Write out all of the entries that follow, word for word, but skip the pictures.

> [The input]

START

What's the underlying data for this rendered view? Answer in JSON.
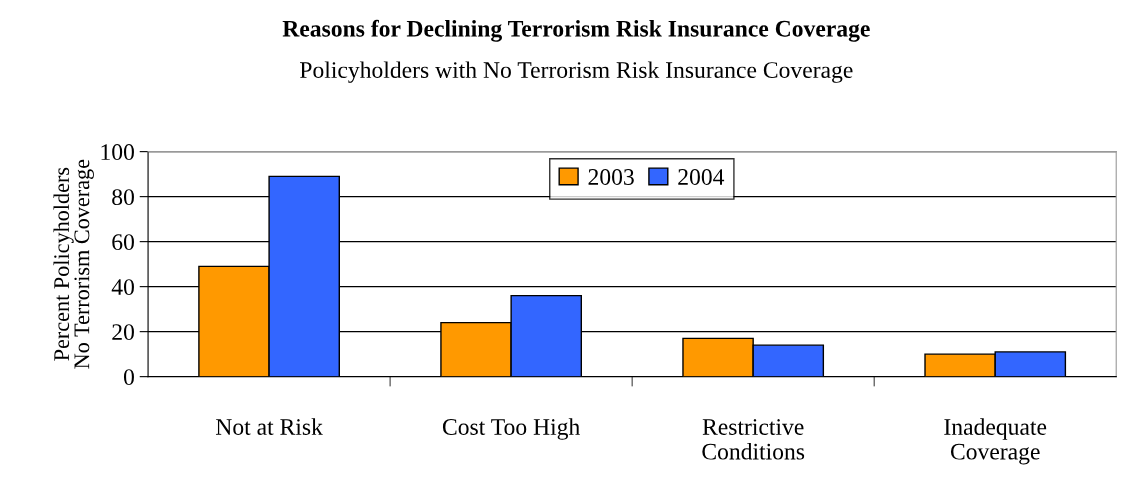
{
  "chart_data": {
    "type": "bar",
    "title": "Reasons for Declining Terrorism Risk Insurance Coverage",
    "subtitle": "Policyholders with No Terrorism Risk Insurance Coverage",
    "ylabel": "Percent Policyholders\nNo Terrorism Coverage",
    "categories": [
      "Not at Risk",
      "Cost Too High",
      "Restrictive\nConditions",
      "Inadequate\nCoverage"
    ],
    "series": [
      {
        "name": "2003",
        "color": "#ff9900",
        "values": [
          49,
          24,
          17,
          10
        ]
      },
      {
        "name": "2004",
        "color": "#3366ff",
        "values": [
          89,
          36,
          14,
          11
        ]
      }
    ],
    "ylim": [
      0,
      100
    ],
    "yticks": [
      0,
      20,
      40,
      60,
      80,
      100
    ],
    "grid": "y",
    "legend": "top"
  }
}
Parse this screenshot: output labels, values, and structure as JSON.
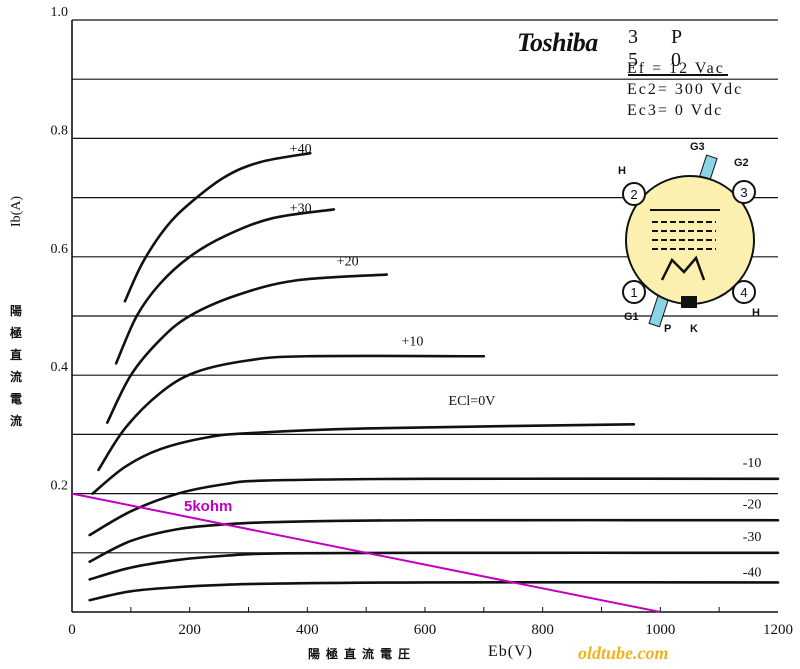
{
  "page": {
    "brand": "Toshiba",
    "tube_type": "3 P 5 0",
    "conditions": [
      "Ef = 12 Vac",
      "Ec2= 300 Vdc",
      "Ec3= 0 Vdc"
    ],
    "y_label_jp": [
      "陽",
      "極",
      "直",
      "流",
      "電",
      "流"
    ],
    "y_label": "Ib(A)",
    "x_label_jp": "陽極直流電圧",
    "x_label": "Eb(V)",
    "watermark": "oldtube.com",
    "load_line_label": "5kohm"
  },
  "colors": {
    "curve": "#111111",
    "grid": "#111111",
    "load_line": "#c000c0",
    "tube_body": "#fbf0b0",
    "tube_accent": "#8ad4e6"
  },
  "diagram": {
    "pins": [
      "1",
      "2",
      "3",
      "4"
    ],
    "labels": [
      "H",
      "G3",
      "G2",
      "H",
      "G1",
      "P",
      "K"
    ]
  },
  "chart_data": {
    "type": "line",
    "title": "",
    "xlabel": "Eb(V)",
    "ylabel": "Ib(A)",
    "xlim": [
      0,
      1200
    ],
    "ylim": [
      0,
      1.0
    ],
    "x_ticks": [
      "0",
      "200",
      "400",
      "600",
      "800",
      "1000",
      "1200"
    ],
    "y_ticks": [
      "0.2",
      "0.4",
      "0.6",
      "0.8",
      "1.0"
    ],
    "grid": "horizontal",
    "series": [
      {
        "name": "+40",
        "label_at": [
          370,
          0.775
        ],
        "points": [
          [
            90,
            0.525
          ],
          [
            120,
            0.59
          ],
          [
            160,
            0.65
          ],
          [
            200,
            0.69
          ],
          [
            260,
            0.735
          ],
          [
            320,
            0.76
          ],
          [
            405,
            0.775
          ]
        ]
      },
      {
        "name": "+30",
        "label_at": [
          370,
          0.675
        ],
        "points": [
          [
            75,
            0.42
          ],
          [
            110,
            0.5
          ],
          [
            150,
            0.555
          ],
          [
            200,
            0.6
          ],
          [
            260,
            0.635
          ],
          [
            340,
            0.665
          ],
          [
            445,
            0.68
          ]
        ]
      },
      {
        "name": "+20",
        "label_at": [
          450,
          0.585
        ],
        "points": [
          [
            60,
            0.32
          ],
          [
            100,
            0.4
          ],
          [
            150,
            0.46
          ],
          [
            200,
            0.5
          ],
          [
            280,
            0.535
          ],
          [
            380,
            0.56
          ],
          [
            535,
            0.57
          ]
        ]
      },
      {
        "name": "+10",
        "label_at": [
          560,
          0.45
        ],
        "points": [
          [
            45,
            0.24
          ],
          [
            90,
            0.31
          ],
          [
            150,
            0.37
          ],
          [
            210,
            0.405
          ],
          [
            300,
            0.425
          ],
          [
            400,
            0.432
          ],
          [
            700,
            0.432
          ]
        ]
      },
      {
        "name": "ECl=0V",
        "label_at": [
          640,
          0.35
        ],
        "points": [
          [
            35,
            0.2
          ],
          [
            90,
            0.245
          ],
          [
            150,
            0.275
          ],
          [
            230,
            0.295
          ],
          [
            300,
            0.302
          ],
          [
            500,
            0.31
          ],
          [
            955,
            0.317
          ]
        ]
      },
      {
        "name": "-10",
        "label_at": [
          1140,
          0.245
        ],
        "points": [
          [
            30,
            0.13
          ],
          [
            100,
            0.17
          ],
          [
            180,
            0.2
          ],
          [
            260,
            0.216
          ],
          [
            330,
            0.222
          ],
          [
            600,
            0.225
          ],
          [
            1200,
            0.225
          ]
        ]
      },
      {
        "name": "-20",
        "label_at": [
          1140,
          0.175
        ],
        "points": [
          [
            30,
            0.085
          ],
          [
            100,
            0.12
          ],
          [
            180,
            0.14
          ],
          [
            260,
            0.148
          ],
          [
            350,
            0.152
          ],
          [
            600,
            0.155
          ],
          [
            1200,
            0.155
          ]
        ]
      },
      {
        "name": "-30",
        "label_at": [
          1140,
          0.12
        ],
        "points": [
          [
            30,
            0.055
          ],
          [
            100,
            0.075
          ],
          [
            180,
            0.088
          ],
          [
            260,
            0.095
          ],
          [
            350,
            0.099
          ],
          [
            600,
            0.1
          ],
          [
            1200,
            0.1
          ]
        ]
      },
      {
        "name": "-40",
        "label_at": [
          1140,
          0.06
        ],
        "points": [
          [
            30,
            0.02
          ],
          [
            100,
            0.035
          ],
          [
            180,
            0.042
          ],
          [
            260,
            0.046
          ],
          [
            350,
            0.048
          ],
          [
            600,
            0.05
          ],
          [
            1200,
            0.05
          ]
        ]
      }
    ],
    "load_line": {
      "name": "5kohm",
      "points": [
        [
          0,
          0.2
        ],
        [
          1000,
          0.0
        ]
      ]
    }
  }
}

END

> [Problem solution]
What's the underlying data for this rendered view? Answer in JSON.
{
  "chart_data": {
    "type": "bar",
    "title": "Reasons for Declining Terrorism Risk Insurance Coverage",
    "subtitle": "Policyholders with No Terrorism Risk Insurance Coverage",
    "ylabel": "Percent Policyholders\nNo Terrorism Coverage",
    "categories": [
      "Not at Risk",
      "Cost Too High",
      "Restrictive\nConditions",
      "Inadequate\nCoverage"
    ],
    "series": [
      {
        "name": "2003",
        "color": "#ff9900",
        "values": [
          49,
          24,
          17,
          10
        ]
      },
      {
        "name": "2004",
        "color": "#3366ff",
        "values": [
          89,
          36,
          14,
          11
        ]
      }
    ],
    "ylim": [
      0,
      100
    ],
    "yticks": [
      0,
      20,
      40,
      60,
      80,
      100
    ],
    "grid": "y",
    "legend": "top"
  }
}
Parse this screenshot: output labels, values, and structure as JSON.
{
  "page": {
    "brand": "Toshiba",
    "tube_type": "3 P 5 0",
    "conditions": [
      "Ef = 12 Vac",
      "Ec2= 300 Vdc",
      "Ec3= 0 Vdc"
    ],
    "y_label_jp": [
      "陽",
      "極",
      "直",
      "流",
      "電",
      "流"
    ],
    "y_label": "Ib(A)",
    "x_label_jp": "陽極直流電圧",
    "x_label": "Eb(V)",
    "watermark": "oldtube.com",
    "load_line_label": "5kohm"
  },
  "colors": {
    "curve": "#111111",
    "grid": "#111111",
    "load_line": "#c000c0",
    "tube_body": "#fbf0b0",
    "tube_accent": "#8ad4e6"
  },
  "diagram": {
    "pins": [
      "1",
      "2",
      "3",
      "4"
    ],
    "labels": [
      "H",
      "G3",
      "G2",
      "H",
      "G1",
      "P",
      "K"
    ]
  },
  "chart_data": {
    "type": "line",
    "title": "",
    "xlabel": "Eb(V)",
    "ylabel": "Ib(A)",
    "xlim": [
      0,
      1200
    ],
    "ylim": [
      0,
      1.0
    ],
    "x_ticks": [
      "0",
      "200",
      "400",
      "600",
      "800",
      "1000",
      "1200"
    ],
    "y_ticks": [
      "0.2",
      "0.4",
      "0.6",
      "0.8",
      "1.0"
    ],
    "grid": "horizontal",
    "series": [
      {
        "name": "+40",
        "label_at": [
          370,
          0.775
        ],
        "points": [
          [
            90,
            0.525
          ],
          [
            120,
            0.59
          ],
          [
            160,
            0.65
          ],
          [
            200,
            0.69
          ],
          [
            260,
            0.735
          ],
          [
            320,
            0.76
          ],
          [
            405,
            0.775
          ]
        ]
      },
      {
        "name": "+30",
        "label_at": [
          370,
          0.675
        ],
        "points": [
          [
            75,
            0.42
          ],
          [
            110,
            0.5
          ],
          [
            150,
            0.555
          ],
          [
            200,
            0.6
          ],
          [
            260,
            0.635
          ],
          [
            340,
            0.665
          ],
          [
            445,
            0.68
          ]
        ]
      },
      {
        "name": "+20",
        "label_at": [
          450,
          0.585
        ],
        "points": [
          [
            60,
            0.32
          ],
          [
            100,
            0.4
          ],
          [
            150,
            0.46
          ],
          [
            200,
            0.5
          ],
          [
            280,
            0.535
          ],
          [
            380,
            0.56
          ],
          [
            535,
            0.57
          ]
        ]
      },
      {
        "name": "+10",
        "label_at": [
          560,
          0.45
        ],
        "points": [
          [
            45,
            0.24
          ],
          [
            90,
            0.31
          ],
          [
            150,
            0.37
          ],
          [
            210,
            0.405
          ],
          [
            300,
            0.425
          ],
          [
            400,
            0.432
          ],
          [
            700,
            0.432
          ]
        ]
      },
      {
        "name": "ECl=0V",
        "label_at": [
          640,
          0.35
        ],
        "points": [
          [
            35,
            0.2
          ],
          [
            90,
            0.245
          ],
          [
            150,
            0.275
          ],
          [
            230,
            0.295
          ],
          [
            300,
            0.302
          ],
          [
            500,
            0.31
          ],
          [
            955,
            0.317
          ]
        ]
      },
      {
        "name": "-10",
        "label_at": [
          1140,
          0.245
        ],
        "points": [
          [
            30,
            0.13
          ],
          [
            100,
            0.17
          ],
          [
            180,
            0.2
          ],
          [
            260,
            0.216
          ],
          [
            330,
            0.222
          ],
          [
            600,
            0.225
          ],
          [
            1200,
            0.225
          ]
        ]
      },
      {
        "name": "-20",
        "label_at": [
          1140,
          0.175
        ],
        "points": [
          [
            30,
            0.085
          ],
          [
            100,
            0.12
          ],
          [
            180,
            0.14
          ],
          [
            260,
            0.148
          ],
          [
            350,
            0.152
          ],
          [
            600,
            0.155
          ],
          [
            1200,
            0.155
          ]
        ]
      },
      {
        "name": "-30",
        "label_at": [
          1140,
          0.12
        ],
        "points": [
          [
            30,
            0.055
          ],
          [
            100,
            0.075
          ],
          [
            180,
            0.088
          ],
          [
            260,
            0.095
          ],
          [
            350,
            0.099
          ],
          [
            600,
            0.1
          ],
          [
            1200,
            0.1
          ]
        ]
      },
      {
        "name": "-40",
        "label_at": [
          1140,
          0.06
        ],
        "points": [
          [
            30,
            0.02
          ],
          [
            100,
            0.035
          ],
          [
            180,
            0.042
          ],
          [
            260,
            0.046
          ],
          [
            350,
            0.048
          ],
          [
            600,
            0.05
          ],
          [
            1200,
            0.05
          ]
        ]
      }
    ],
    "load_line": {
      "name": "5kohm",
      "points": [
        [
          0,
          0.2
        ],
        [
          1000,
          0.0
        ]
      ]
    }
  }
}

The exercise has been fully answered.